— start of The data —

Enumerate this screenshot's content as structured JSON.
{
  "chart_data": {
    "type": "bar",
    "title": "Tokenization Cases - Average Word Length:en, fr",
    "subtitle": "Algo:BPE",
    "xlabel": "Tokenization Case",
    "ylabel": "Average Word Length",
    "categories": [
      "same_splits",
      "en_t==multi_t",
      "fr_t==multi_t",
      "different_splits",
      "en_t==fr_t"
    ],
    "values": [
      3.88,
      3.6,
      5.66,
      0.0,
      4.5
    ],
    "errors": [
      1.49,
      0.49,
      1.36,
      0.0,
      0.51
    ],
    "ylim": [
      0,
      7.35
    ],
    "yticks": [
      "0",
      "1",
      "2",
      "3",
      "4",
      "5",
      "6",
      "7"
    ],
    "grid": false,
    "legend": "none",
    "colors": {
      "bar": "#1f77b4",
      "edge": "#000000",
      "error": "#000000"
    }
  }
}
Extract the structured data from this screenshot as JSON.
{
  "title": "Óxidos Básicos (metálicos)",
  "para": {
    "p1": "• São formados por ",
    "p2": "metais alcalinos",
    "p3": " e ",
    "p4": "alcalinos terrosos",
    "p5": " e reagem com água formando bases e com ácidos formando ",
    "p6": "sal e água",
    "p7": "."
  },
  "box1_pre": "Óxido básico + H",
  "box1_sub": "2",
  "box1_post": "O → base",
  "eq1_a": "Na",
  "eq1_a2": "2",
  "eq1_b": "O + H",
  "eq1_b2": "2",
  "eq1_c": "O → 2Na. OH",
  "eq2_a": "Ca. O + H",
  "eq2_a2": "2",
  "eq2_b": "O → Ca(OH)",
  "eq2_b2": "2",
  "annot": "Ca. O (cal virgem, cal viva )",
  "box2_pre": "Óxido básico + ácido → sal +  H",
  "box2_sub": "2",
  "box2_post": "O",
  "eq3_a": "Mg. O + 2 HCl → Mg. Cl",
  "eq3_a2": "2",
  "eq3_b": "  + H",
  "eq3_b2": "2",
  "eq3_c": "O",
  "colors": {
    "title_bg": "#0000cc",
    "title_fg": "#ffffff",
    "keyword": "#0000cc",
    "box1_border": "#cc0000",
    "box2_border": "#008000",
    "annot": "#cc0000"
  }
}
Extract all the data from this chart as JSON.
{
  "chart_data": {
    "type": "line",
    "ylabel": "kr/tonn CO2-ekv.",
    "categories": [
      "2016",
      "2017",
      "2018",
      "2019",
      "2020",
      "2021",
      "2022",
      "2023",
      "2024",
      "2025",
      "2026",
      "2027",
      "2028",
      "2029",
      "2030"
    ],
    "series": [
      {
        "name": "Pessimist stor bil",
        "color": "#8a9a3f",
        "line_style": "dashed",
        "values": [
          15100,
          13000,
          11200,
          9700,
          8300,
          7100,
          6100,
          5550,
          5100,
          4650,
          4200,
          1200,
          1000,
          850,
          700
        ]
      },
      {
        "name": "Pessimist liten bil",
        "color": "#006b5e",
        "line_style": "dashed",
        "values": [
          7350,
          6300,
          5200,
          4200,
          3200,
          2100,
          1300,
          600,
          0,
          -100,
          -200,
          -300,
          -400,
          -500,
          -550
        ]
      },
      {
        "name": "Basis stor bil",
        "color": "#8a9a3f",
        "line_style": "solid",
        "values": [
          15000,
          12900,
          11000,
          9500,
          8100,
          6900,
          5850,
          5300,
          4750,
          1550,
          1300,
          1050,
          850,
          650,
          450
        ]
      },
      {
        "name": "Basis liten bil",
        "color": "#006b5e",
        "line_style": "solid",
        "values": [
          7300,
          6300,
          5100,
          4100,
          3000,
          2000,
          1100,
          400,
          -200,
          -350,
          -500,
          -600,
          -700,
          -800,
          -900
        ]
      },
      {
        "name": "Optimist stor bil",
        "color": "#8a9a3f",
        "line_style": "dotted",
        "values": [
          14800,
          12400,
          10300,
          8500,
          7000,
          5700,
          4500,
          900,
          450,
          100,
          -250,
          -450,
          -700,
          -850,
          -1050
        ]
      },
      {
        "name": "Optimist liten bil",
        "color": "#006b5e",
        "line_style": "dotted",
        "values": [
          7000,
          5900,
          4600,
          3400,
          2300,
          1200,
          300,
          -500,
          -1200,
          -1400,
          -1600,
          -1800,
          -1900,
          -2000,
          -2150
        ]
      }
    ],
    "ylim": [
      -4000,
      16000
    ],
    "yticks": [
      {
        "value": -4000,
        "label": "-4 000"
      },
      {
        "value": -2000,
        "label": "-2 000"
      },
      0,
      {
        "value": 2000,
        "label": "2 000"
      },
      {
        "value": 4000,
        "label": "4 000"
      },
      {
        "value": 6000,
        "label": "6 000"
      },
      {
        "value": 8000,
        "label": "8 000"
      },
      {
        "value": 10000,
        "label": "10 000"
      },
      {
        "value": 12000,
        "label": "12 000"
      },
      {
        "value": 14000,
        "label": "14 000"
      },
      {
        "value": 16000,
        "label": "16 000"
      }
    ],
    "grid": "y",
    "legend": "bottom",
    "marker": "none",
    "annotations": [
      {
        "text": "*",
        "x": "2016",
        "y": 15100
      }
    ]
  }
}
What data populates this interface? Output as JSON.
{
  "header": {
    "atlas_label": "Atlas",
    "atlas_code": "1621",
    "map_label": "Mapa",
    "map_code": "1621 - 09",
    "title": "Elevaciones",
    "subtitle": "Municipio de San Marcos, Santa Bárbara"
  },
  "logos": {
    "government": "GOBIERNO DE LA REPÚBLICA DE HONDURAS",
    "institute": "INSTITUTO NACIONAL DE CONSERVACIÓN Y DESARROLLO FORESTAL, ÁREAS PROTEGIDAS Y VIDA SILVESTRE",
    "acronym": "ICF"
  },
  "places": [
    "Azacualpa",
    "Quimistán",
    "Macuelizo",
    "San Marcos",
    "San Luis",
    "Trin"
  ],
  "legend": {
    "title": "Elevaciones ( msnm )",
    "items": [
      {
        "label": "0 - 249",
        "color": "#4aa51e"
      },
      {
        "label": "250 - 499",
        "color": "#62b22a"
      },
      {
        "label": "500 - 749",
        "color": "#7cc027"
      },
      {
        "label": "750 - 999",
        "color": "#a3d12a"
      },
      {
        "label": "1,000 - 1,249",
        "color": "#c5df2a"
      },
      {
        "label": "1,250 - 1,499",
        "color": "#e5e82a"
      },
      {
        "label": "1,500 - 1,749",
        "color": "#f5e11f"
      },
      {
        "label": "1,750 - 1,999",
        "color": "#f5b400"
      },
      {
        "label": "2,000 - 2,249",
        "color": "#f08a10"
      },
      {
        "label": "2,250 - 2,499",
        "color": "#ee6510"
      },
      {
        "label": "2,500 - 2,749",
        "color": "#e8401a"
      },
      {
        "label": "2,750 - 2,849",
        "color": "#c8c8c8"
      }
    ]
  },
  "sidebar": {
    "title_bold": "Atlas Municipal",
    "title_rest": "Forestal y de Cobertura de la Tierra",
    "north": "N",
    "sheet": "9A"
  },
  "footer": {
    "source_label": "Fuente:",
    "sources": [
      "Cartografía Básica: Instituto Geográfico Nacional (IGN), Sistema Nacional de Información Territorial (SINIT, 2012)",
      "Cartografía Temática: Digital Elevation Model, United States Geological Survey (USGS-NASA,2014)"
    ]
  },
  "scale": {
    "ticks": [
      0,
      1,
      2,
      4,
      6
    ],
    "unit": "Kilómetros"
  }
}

— end of The data —

# Aim
Write out all of the records once more, exactly.

# Task solution
Enumerate this screenshot's content as structured JSON.
{
  "chart_data": {
    "type": "bar",
    "title": "Tokenization Cases - Average Word Length:en, fr",
    "subtitle": "Algo:BPE",
    "xlabel": "Tokenization Case",
    "ylabel": "Average Word Length",
    "categories": [
      "same_splits",
      "en_t==multi_t",
      "fr_t==multi_t",
      "different_splits",
      "en_t==fr_t"
    ],
    "values": [
      3.88,
      3.6,
      5.66,
      0.0,
      4.5
    ],
    "errors": [
      1.49,
      0.49,
      1.36,
      0.0,
      0.51
    ],
    "ylim": [
      0,
      7.35
    ],
    "yticks": [
      "0",
      "1",
      "2",
      "3",
      "4",
      "5",
      "6",
      "7"
    ],
    "grid": false,
    "legend": "none",
    "colors": {
      "bar": "#1f77b4",
      "edge": "#000000",
      "error": "#000000"
    }
  }
}
Extract the structured data from this screenshot as JSON.
{
  "title": "Óxidos Básicos (metálicos)",
  "para": {
    "p1": "• São formados por ",
    "p2": "metais alcalinos",
    "p3": " e ",
    "p4": "alcalinos terrosos",
    "p5": " e reagem com água formando bases e com ácidos formando ",
    "p6": "sal e água",
    "p7": "."
  },
  "box1_pre": "Óxido básico + H",
  "box1_sub": "2",
  "box1_post": "O → base",
  "eq1_a": "Na",
  "eq1_a2": "2",
  "eq1_b": "O + H",
  "eq1_b2": "2",
  "eq1_c": "O → 2Na. OH",
  "eq2_a": "Ca. O + H",
  "eq2_a2": "2",
  "eq2_b": "O → Ca(OH)",
  "eq2_b2": "2",
  "annot": "Ca. O (cal virgem, cal viva )",
  "box2_pre": "Óxido básico + ácido → sal +  H",
  "box2_sub": "2",
  "box2_post": "O",
  "eq3_a": "Mg. O + 2 HCl → Mg. Cl",
  "eq3_a2": "2",
  "eq3_b": "  + H",
  "eq3_b2": "2",
  "eq3_c": "O",
  "colors": {
    "title_bg": "#0000cc",
    "title_fg": "#ffffff",
    "keyword": "#0000cc",
    "box1_border": "#cc0000",
    "box2_border": "#008000",
    "annot": "#cc0000"
  }
}
Extract all the data from this chart as JSON.
{
  "chart_data": {
    "type": "line",
    "ylabel": "kr/tonn CO2-ekv.",
    "categories": [
      "2016",
      "2017",
      "2018",
      "2019",
      "2020",
      "2021",
      "2022",
      "2023",
      "2024",
      "2025",
      "2026",
      "2027",
      "2028",
      "2029",
      "2030"
    ],
    "series": [
      {
        "name": "Pessimist stor bil",
        "color": "#8a9a3f",
        "line_style": "dashed",
        "values": [
          15100,
          13000,
          11200,
          9700,
          8300,
          7100,
          6100,
          5550,
          5100,
          4650,
          4200,
          1200,
          1000,
          850,
          700
        ]
      },
      {
        "name": "Pessimist liten bil",
        "color": "#006b5e",
        "line_style": "dashed",
        "values": [
          7350,
          6300,
          5200,
          4200,
          3200,
          2100,
          1300,
          600,
          0,
          -100,
          -200,
          -300,
          -400,
          -500,
          -550
        ]
      },
      {
        "name": "Basis stor bil",
        "color": "#8a9a3f",
        "line_style": "solid",
        "values": [
          15000,
          12900,
          11000,
          9500,
          8100,
          6900,
          5850,
          5300,
          4750,
          1550,
          1300,
          1050,
          850,
          650,
          450
        ]
      },
      {
        "name": "Basis liten bil",
        "color": "#006b5e",
        "line_style": "solid",
        "values": [
          7300,
          6300,
          5100,
          4100,
          3000,
          2000,
          1100,
          400,
          -200,
          -350,
          -500,
          -600,
          -700,
          -800,
          -900
        ]
      },
      {
        "name": "Optimist stor bil",
        "color": "#8a9a3f",
        "line_style": "dotted",
        "values": [
          14800,
          12400,
          10300,
          8500,
          7000,
          5700,
          4500,
          900,
          450,
          100,
          -250,
          -450,
          -700,
          -850,
          -1050
        ]
      },
      {
        "name": "Optimist liten bil",
        "color": "#006b5e",
        "line_style": "dotted",
        "values": [
          7000,
          5900,
          4600,
          3400,
          2300,
          1200,
          300,
          -500,
          -1200,
          -1400,
          -1600,
          -1800,
          -1900,
          -2000,
          -2150
        ]
      }
    ],
    "ylim": [
      -4000,
      16000
    ],
    "yticks": [
      {
        "value": -4000,
        "label": "-4 000"
      },
      {
        "value": -2000,
        "label": "-2 000"
      },
      0,
      {
        "value": 2000,
        "label": "2 000"
      },
      {
        "value": 4000,
        "label": "4 000"
      },
      {
        "value": 6000,
        "label": "6 000"
      },
      {
        "value": 8000,
        "label": "8 000"
      },
      {
        "value": 10000,
        "label": "10 000"
      },
      {
        "value": 12000,
        "label": "12 000"
      },
      {
        "value": 14000,
        "label": "14 000"
      },
      {
        "value": 16000,
        "label": "16 000"
      }
    ],
    "grid": "y",
    "legend": "bottom",
    "marker": "none",
    "annotations": [
      {
        "text": "*",
        "x": "2016",
        "y": 15100
      }
    ]
  }
}
What data populates this interface? Output as JSON.
{
  "header": {
    "atlas_label": "Atlas",
    "atlas_code": "1621",
    "map_label": "Mapa",
    "map_code": "1621 - 09",
    "title": "Elevaciones",
    "subtitle": "Municipio de San Marcos, Santa Bárbara"
  },
  "logos": {
    "government": "GOBIERNO DE LA REPÚBLICA DE HONDURAS",
    "institute": "INSTITUTO NACIONAL DE CONSERVACIÓN Y DESARROLLO FORESTAL, ÁREAS PROTEGIDAS Y VIDA SILVESTRE",
    "acronym": "ICF"
  },
  "places": [
    "Azacualpa",
    "Quimistán",
    "Macuelizo",
    "San Marcos",
    "San Luis",
    "Trin"
  ],
  "legend": {
    "title": "Elevaciones ( msnm )",
    "items": [
      {
        "label": "0 - 249",
        "color": "#4aa51e"
      },
      {
        "label": "250 - 499",
        "color": "#62b22a"
      },
      {
        "label": "500 - 749",
        "color": "#7cc027"
      },
      {
        "label": "750 - 999",
        "color": "#a3d12a"
      },
      {
        "label": "1,000 - 1,249",
        "color": "#c5df2a"
      },
      {
        "label": "1,250 - 1,499",
        "color": "#e5e82a"
      },
      {
        "label": "1,500 - 1,749",
        "color": "#f5e11f"
      },
      {
        "label": "1,750 - 1,999",
        "color": "#f5b400"
      },
      {
        "label": "2,000 - 2,249",
        "color": "#f08a10"
      },
      {
        "label": "2,250 - 2,499",
        "color": "#ee6510"
      },
      {
        "label": "2,500 - 2,749",
        "color": "#e8401a"
      },
      {
        "label": "2,750 - 2,849",
        "color": "#c8c8c8"
      }
    ]
  },
  "sidebar": {
    "title_bold": "Atlas Municipal",
    "title_rest": "Forestal y de Cobertura de la Tierra",
    "north": "N",
    "sheet": "9A"
  },
  "footer": {
    "source_label": "Fuente:",
    "sources": [
      "Cartografía Básica: Instituto Geográfico Nacional (IGN), Sistema Nacional de Información Territorial (SINIT, 2012)",
      "Cartografía Temática: Digital Elevation Model, United States Geological Survey (USGS-NASA,2014)"
    ]
  },
  "scale": {
    "ticks": [
      0,
      1,
      2,
      4,
      6
    ],
    "unit": "Kilómetros"
  }
}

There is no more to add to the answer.